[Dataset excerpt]
** BEGIN **

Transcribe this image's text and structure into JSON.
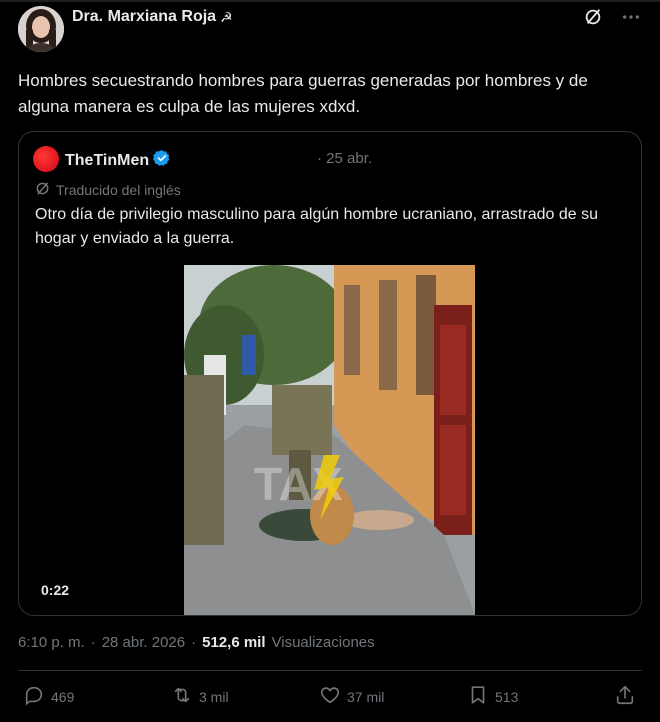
{
  "tweet": {
    "author_name": "Dra. Marxiana Roja",
    "author_emoji": "☭",
    "text": "Hombres secuestrando hombres para guerras generadas por hombres y de alguna manera es culpa de las mujeres xdxd.",
    "time": "6:10 p. m.",
    "date": "28 abr. 2026",
    "views_count": "512,6 mil",
    "views_label": "Visualizaciones"
  },
  "quote": {
    "author_name": "TheTinMen",
    "date": "· 25 abr.",
    "translated_label": "Traducido del inglés",
    "text": "Otro día de privilegio masculino para algún hombre ucraniano, arrastrado de su hogar y enviado a la guerra.",
    "media_duration": "0:22",
    "watermark": "TAX"
  },
  "actions": {
    "replies": "469",
    "reposts": "3 mil",
    "likes": "37 mil",
    "bookmarks": "513"
  },
  "colors": {
    "background": "#000000",
    "text": "#e7e9ea",
    "muted": "#71767b",
    "border": "#2f3336",
    "verified": "#1d9bf0",
    "quote_avatar": "#e0191e"
  }
}
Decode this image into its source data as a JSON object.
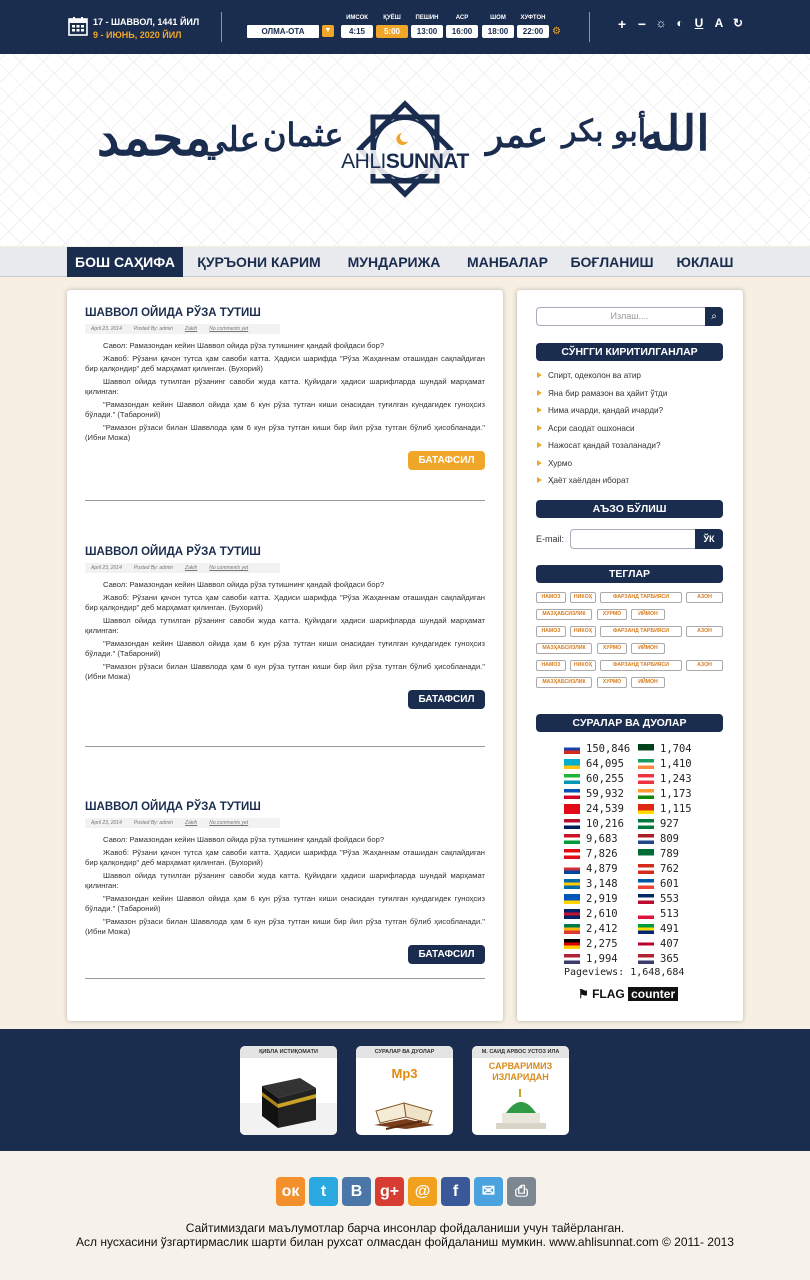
{
  "topbar": {
    "hijri_date": "17 - ШАВВОЛ, 1441 ЙИЛ",
    "greg_date": "9 - ИЮНЬ, 2020 ЙИЛ",
    "city": "ОЛМА-ОТА",
    "prayers": [
      {
        "name": "ИМСОК",
        "time": "4:15"
      },
      {
        "name": "ҚУЁШ",
        "time": "5:00"
      },
      {
        "name": "ПЕШИН",
        "time": "13:00"
      },
      {
        "name": "АСР",
        "time": "16:00"
      },
      {
        "name": "ШОМ",
        "time": "18:00"
      },
      {
        "name": "ХУФТОН",
        "time": "22:00"
      }
    ],
    "accessibility": [
      "+",
      "−",
      "☼",
      "◐",
      "U",
      "A",
      "↻"
    ]
  },
  "header": {
    "logo_a": "AHLI",
    "logo_b": "SUNNAT",
    "calligraphy": [
      "محمد",
      "علي",
      "عثمان",
      "عمر",
      "أبو بكر",
      "الله"
    ]
  },
  "nav": [
    "БОШ САҲИФА",
    "ҚУРЪОНИ КАРИМ",
    "МУНДАРИЖА",
    "МАНБАЛАР",
    "БОҒЛАНИШ",
    "ЮКЛАШ"
  ],
  "posts": [
    {
      "title": "ШАВВОЛ ОЙИДА РЎЗА ТУТИШ",
      "date": "April 23, 2014",
      "author": "Posted By: admin",
      "category": "Zakih",
      "comments": "No comments yet",
      "paragraphs": [
        "Савол: Рамазондан кейин Шаввол ойида рўза тутишнинг қандай фойдаси бор?",
        "Жавоб: Рўзани қачон тутса ҳам савоби катта. Ҳадиси шарифда \"Рўза Жаҳаннам оташидан сақлайдиган бир қалқондир\" деб марҳамат қилинган. (Бухорий)",
        "Шаввол ойида тутилган рўзанинг савоби жуда катта. Қуйидаги ҳадиси шарифларда шундай марҳамат қилинган:",
        "\"Рамазондан кейин Шаввол ойида ҳам 6 кун рўза тутган киши онасидан туғилган кундагидек гуноҳсиз бўлади.\" (Табароний)",
        "\"Рамазон рўзаси билан Шаввлода ҳам 6 кун рўза тутган киши бир йил рўза тутган бўлиб ҳисобланади.\" (Ибни Можа)"
      ],
      "more": "БАТАФСИЛ"
    },
    {
      "title": "ШАВВОЛ ОЙИДА РЎЗА ТУТИШ",
      "date": "April 23, 2014",
      "author": "Posted By: admin",
      "category": "Zakih",
      "comments": "No comments yet",
      "paragraphs": [
        "Савол: Рамазондан кейин Шаввол ойида рўза тутишнинг қандай фойдаси бор?",
        "Жавоб: Рўзани қачон тутса ҳам савоби катта. Ҳадиси шарифда \"Рўза Жаҳаннам оташидан сақлайдиган бир қалқондир\" деб марҳамат қилинган. (Бухорий)",
        "Шаввол ойида тутилган рўзанинг савоби жуда катта. Қуйидаги ҳадиси шарифларда шундай марҳамат қилинган:",
        "\"Рамазондан кейин Шаввол ойида ҳам 6 кун рўза тутган киши онасидан туғилган кундагидек гуноҳсиз бўлади.\" (Табароний)",
        "\"Рамазон рўзаси билан Шаввлода ҳам 6 кун рўза тутган киши бир йил рўза тутган бўлиб ҳисобланади.\" (Ибни Можа)"
      ],
      "more": "БАТАФСИЛ"
    },
    {
      "title": "ШАВВОЛ ОЙИДА РЎЗА ТУТИШ",
      "date": "April 23, 2014",
      "author": "Posted By: admin",
      "category": "Zakih",
      "comments": "No comments yet",
      "paragraphs": [
        "Савол: Рамазондан кейин Шаввол ойида рўза тутишнинг қандай фойдаси бор?",
        "Жавоб: Рўзани қачон тутса ҳам савоби катта. Ҳадиси шарифда \"Рўза Жаҳаннам оташидан сақлайдиган бир қалқондир\" деб марҳамат қилинган. (Бухорий)",
        "Шаввол ойида тутилган рўзанинг савоби жуда катта. Қуйидаги ҳадиси шарифларда шундай марҳамат қилинган:",
        "\"Рамазондан кейин Шаввол ойида ҳам 6 кун рўза тутган киши онасидан туғилган кундагидек гуноҳсиз бўлади.\" (Табароний)",
        "\"Рамазон рўзаси билан Шаввлода ҳам 6 кун рўза тутган киши бир йил рўза тутган бўлиб ҳисобланади.\" (Ибни Можа)"
      ],
      "more": "БАТАФСИЛ"
    }
  ],
  "sidebar": {
    "search_placeholder": "Излаш....",
    "recent_title": "СЎНГГИ КИРИТИЛГАНЛАР",
    "recent": [
      "Спирт, одеколон ва атир",
      "Яна бир рамазон ва ҳайит ўтди",
      "Нима ичарди, қандай ичарди?",
      "Асри саодат ошхонаси",
      "Нажосат қандай тозаланади?",
      "Хурмо",
      "Ҳаёт хаёлдан иборат"
    ],
    "subscribe_title": "АЪЗО БЎЛИШ",
    "email_label": "E-mail:",
    "email_button": "ЎК",
    "tags_title": "ТЕГЛАР",
    "tags": [
      "НАМОЗ",
      "НИКОҲ",
      "ФАРЗАНД ТАРБИЯСИ",
      "АЗОН",
      "МАЗҲАБСИЗЛИК",
      "ХУРМО",
      "ИЙМОН",
      "НАМОЗ",
      "НИКОҲ",
      "ФАРЗАНД ТАРБИЯСИ",
      "АЗОН",
      "МАЗҲАБСИЗЛИК",
      "ХУРМО",
      "ИЙМОН",
      "НАМОЗ",
      "НИКОҲ",
      "ФАРЗАНД ТАРБИЯСИ",
      "АЗОН",
      "МАЗҲАБСИЗЛИК",
      "ХУРМО",
      "ИЙМОН"
    ],
    "duas_title": "СУРАЛАР ВА ДУОЛАР",
    "flags_left": [
      {
        "v": "150,846",
        "c": [
          "#fff",
          "#1d3fae",
          "#d52b1e"
        ]
      },
      {
        "v": "64,095",
        "c": [
          "#00afca",
          "#00afca",
          "#fec50c"
        ]
      },
      {
        "v": "60,255",
        "c": [
          "#1eb53a",
          "#fff",
          "#0099b5"
        ]
      },
      {
        "v": "59,932",
        "c": [
          "#0052b4",
          "#fff",
          "#d80027"
        ]
      },
      {
        "v": "24,539",
        "c": [
          "#e30a17",
          "#e30a17",
          "#e30a17"
        ]
      },
      {
        "v": "10,216",
        "c": [
          "#ba0c2f",
          "#fff",
          "#00205b"
        ]
      },
      {
        "v": "9,683",
        "c": [
          "#ce1126",
          "#fff",
          "#009b3a"
        ]
      },
      {
        "v": "7,826",
        "c": [
          "#e30a17",
          "#fff",
          "#e30a17"
        ]
      },
      {
        "v": "4,879",
        "c": [
          "#fff",
          "#cd2e3a",
          "#0047a0"
        ]
      },
      {
        "v": "3,148",
        "c": [
          "#006aa7",
          "#fecc00",
          "#006aa7"
        ]
      },
      {
        "v": "2,919",
        "c": [
          "#0057b7",
          "#0057b7",
          "#ffd700"
        ]
      },
      {
        "v": "2,610",
        "c": [
          "#012169",
          "#c8102e",
          "#012169"
        ]
      },
      {
        "v": "2,412",
        "c": [
          "#007a4d",
          "#ffb612",
          "#de3831"
        ]
      },
      {
        "v": "2,275",
        "c": [
          "#000",
          "#dd0000",
          "#ffce00"
        ]
      },
      {
        "v": "1,994",
        "c": [
          "#b22234",
          "#fff",
          "#3c3b6e"
        ]
      }
    ],
    "flags_right": [
      {
        "v": "1,704",
        "c": [
          "#01411c",
          "#01411c",
          "#fff"
        ]
      },
      {
        "v": "1,410",
        "c": [
          "#169b62",
          "#fff",
          "#ff883e"
        ]
      },
      {
        "v": "1,243",
        "c": [
          "#ef3340",
          "#fff",
          "#ef3340"
        ]
      },
      {
        "v": "1,173",
        "c": [
          "#ff9933",
          "#fff",
          "#138808"
        ]
      },
      {
        "v": "1,115",
        "c": [
          "#de2910",
          "#de2910",
          "#ffde00"
        ]
      },
      {
        "v": "927",
        "c": [
          "#007a3d",
          "#fff",
          "#007a3d"
        ]
      },
      {
        "v": "809",
        "c": [
          "#ae1c28",
          "#fff",
          "#21468b"
        ]
      },
      {
        "v": "789",
        "c": [
          "#006c35",
          "#006c35",
          "#fff"
        ]
      },
      {
        "v": "762",
        "c": [
          "#d52b1e",
          "#fff",
          "#d52b1e"
        ]
      },
      {
        "v": "601",
        "c": [
          "#0055a4",
          "#fff",
          "#ef4135"
        ]
      },
      {
        "v": "553",
        "c": [
          "#002868",
          "#fff",
          "#bf0a30"
        ]
      },
      {
        "v": "513",
        "c": [
          "#fff",
          "#fff",
          "#dc143c"
        ]
      },
      {
        "v": "491",
        "c": [
          "#009c3b",
          "#ffdf00",
          "#002776"
        ]
      },
      {
        "v": "407",
        "c": [
          "#fff",
          "#bc002d",
          "#fff"
        ]
      },
      {
        "v": "365",
        "c": [
          "#b22234",
          "#fff",
          "#3c3b6e"
        ]
      }
    ],
    "pageviews_label": "Pageviews:",
    "pageviews": "1,648,684",
    "flagcounter_a": "FLAG",
    "flagcounter_b": "counter"
  },
  "footer": {
    "boxes": [
      {
        "title": "ҚИБЛА ИСТИҚОМАТИ"
      },
      {
        "title": "СУРАЛАР ВА ДУОЛАР",
        "label": "Mp3"
      },
      {
        "title": "М. САИД АРВОС УСТОЗ ИЛА",
        "label1": "САРВАРИМИЗ",
        "label2": "ИЗЛАРИДАН"
      }
    ],
    "social": [
      {
        "name": "odnoklassniki-icon",
        "glyph": "ок",
        "color": "#f4902b"
      },
      {
        "name": "twitter-icon",
        "glyph": "t",
        "color": "#2aa9e0"
      },
      {
        "name": "vk-icon",
        "glyph": "B",
        "color": "#4a76a8"
      },
      {
        "name": "google-plus-icon",
        "glyph": "g+",
        "color": "#d73d32"
      },
      {
        "name": "mail-icon",
        "glyph": "@",
        "color": "#f1a11e"
      },
      {
        "name": "facebook-icon",
        "glyph": "f",
        "color": "#3b5998"
      },
      {
        "name": "email-icon",
        "glyph": "✉",
        "color": "#4aa3df"
      },
      {
        "name": "print-icon",
        "glyph": "⎙",
        "color": "#7d8791"
      }
    ],
    "copy1": "Сайтимиздаги маълумотлар барча инсонлар фойдаланиши учун тайёрланган.",
    "copy2": "Асл нусхасини ўзгартирмаслик шарти билан рухсат олмасдан фойдаланиш мумкин. www.ahlisunnat.com © 2011- 2013"
  },
  "colors": {
    "navy": "#1b2d4f",
    "orange": "#f0a629"
  }
}
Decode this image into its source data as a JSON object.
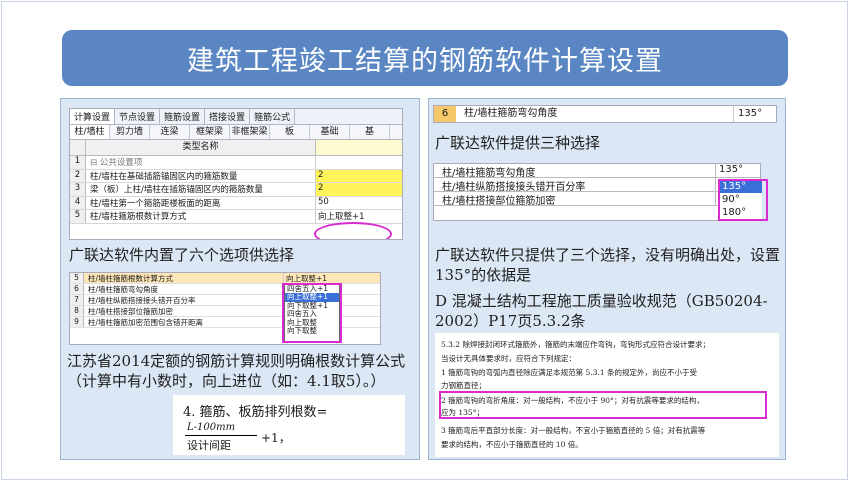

** END **

What the exercise asks:
Filter the data, keeping only the lines that contain "glyph".

Task output:
        "glyph": "ок",
        "glyph": "t",
        "glyph": "B",
        "glyph": "g+",
        "glyph": "@",
        "glyph": "f",
        "glyph": "✉",
        "glyph": "⎙",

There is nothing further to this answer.